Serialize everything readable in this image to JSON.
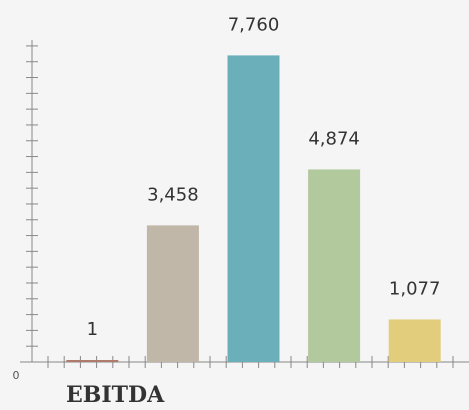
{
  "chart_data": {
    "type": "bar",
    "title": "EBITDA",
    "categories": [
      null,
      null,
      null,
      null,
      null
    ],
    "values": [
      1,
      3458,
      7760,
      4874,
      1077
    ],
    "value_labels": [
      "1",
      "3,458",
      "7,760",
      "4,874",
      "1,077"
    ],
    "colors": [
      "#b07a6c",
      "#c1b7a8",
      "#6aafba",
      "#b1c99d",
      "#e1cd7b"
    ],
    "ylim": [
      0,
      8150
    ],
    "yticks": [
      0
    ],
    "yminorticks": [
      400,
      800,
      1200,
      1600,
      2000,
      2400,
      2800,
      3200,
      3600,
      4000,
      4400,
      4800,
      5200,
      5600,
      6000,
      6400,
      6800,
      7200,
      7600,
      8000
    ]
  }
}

* DESCRIPTION OF THE TASK
Output all the records, word for word, with no pictures in the copy.

* PROBLEM SOLUTION
Serialize everything readable in this image to JSON.
{
  "chart_data": {
    "type": "bar",
    "title": "EBITDA",
    "categories": [
      null,
      null,
      null,
      null,
      null
    ],
    "values": [
      1,
      3458,
      7760,
      4874,
      1077
    ],
    "value_labels": [
      "1",
      "3,458",
      "7,760",
      "4,874",
      "1,077"
    ],
    "colors": [
      "#b07a6c",
      "#c1b7a8",
      "#6aafba",
      "#b1c99d",
      "#e1cd7b"
    ],
    "ylim": [
      0,
      8150
    ],
    "yticks": [
      0
    ],
    "yminorticks": [
      400,
      800,
      1200,
      1600,
      2000,
      2400,
      2800,
      3200,
      3600,
      4000,
      4400,
      4800,
      5200,
      5600,
      6000,
      6400,
      6800,
      7200,
      7600,
      8000
    ]
  }
}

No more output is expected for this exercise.